TO BE DONE:
Filter this data down to the lines that hold "представителя", and copy them.

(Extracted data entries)

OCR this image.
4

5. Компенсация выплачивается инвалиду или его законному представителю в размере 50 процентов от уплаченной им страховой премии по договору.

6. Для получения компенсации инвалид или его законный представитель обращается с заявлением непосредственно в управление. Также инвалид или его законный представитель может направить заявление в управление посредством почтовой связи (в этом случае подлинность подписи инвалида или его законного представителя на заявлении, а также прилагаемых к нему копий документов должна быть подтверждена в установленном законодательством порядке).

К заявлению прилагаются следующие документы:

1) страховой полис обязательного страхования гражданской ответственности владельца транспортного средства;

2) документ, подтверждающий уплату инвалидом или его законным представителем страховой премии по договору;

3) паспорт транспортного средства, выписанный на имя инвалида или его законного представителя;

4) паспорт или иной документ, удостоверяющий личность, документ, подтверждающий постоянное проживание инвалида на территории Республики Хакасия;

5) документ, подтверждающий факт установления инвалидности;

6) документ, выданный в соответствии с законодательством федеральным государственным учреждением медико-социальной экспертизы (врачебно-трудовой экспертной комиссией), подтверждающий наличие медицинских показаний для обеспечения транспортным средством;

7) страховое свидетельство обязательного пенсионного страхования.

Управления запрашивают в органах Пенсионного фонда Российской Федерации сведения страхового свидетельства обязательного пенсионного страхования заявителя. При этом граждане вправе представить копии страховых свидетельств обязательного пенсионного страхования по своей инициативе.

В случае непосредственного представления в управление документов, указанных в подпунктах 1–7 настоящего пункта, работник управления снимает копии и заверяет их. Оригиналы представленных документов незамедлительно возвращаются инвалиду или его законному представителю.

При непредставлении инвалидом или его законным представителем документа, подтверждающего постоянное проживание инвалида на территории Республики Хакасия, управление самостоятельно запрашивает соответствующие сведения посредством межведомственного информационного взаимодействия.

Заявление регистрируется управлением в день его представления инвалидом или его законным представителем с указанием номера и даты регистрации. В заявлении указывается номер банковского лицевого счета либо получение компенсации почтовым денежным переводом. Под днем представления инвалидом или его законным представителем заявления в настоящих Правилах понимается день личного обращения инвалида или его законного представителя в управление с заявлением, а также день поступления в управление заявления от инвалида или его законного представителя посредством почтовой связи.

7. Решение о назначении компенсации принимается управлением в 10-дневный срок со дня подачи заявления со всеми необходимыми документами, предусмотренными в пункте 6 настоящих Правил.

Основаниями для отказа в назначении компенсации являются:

FULL RESPONSE:
6. Для получения компенсации инвалид или его законный представитель обращается с заявлением непосредственно в управление. Также инвалид или его законный представитель может направить заявление в управление посредством почтовой связи (в этом случае подлинность подписи инвалида или его законного представителя на заявлении, а также прилагаемых к нему копий документов должна быть подтверждена в установленном законодательством порядке).
3) паспорт транспортного средства, выписанный на имя инвалида или его законного представителя;
Заявление регистрируется управлением в день его представления инвалидом или его законным представителем с указанием номера и даты регистрации. В заявлении указывается номер банковского лицевого счета либо получение компенсации почтовым денежным переводом. Под днем представления инвалидом или его законным представителем заявления в настоящих Правилах понимается день личного обращения инвалида или его законного представителя в управление с заявлением, а также день поступления в управление заявления от инвалида или его законного представителя посредством почтовой связи.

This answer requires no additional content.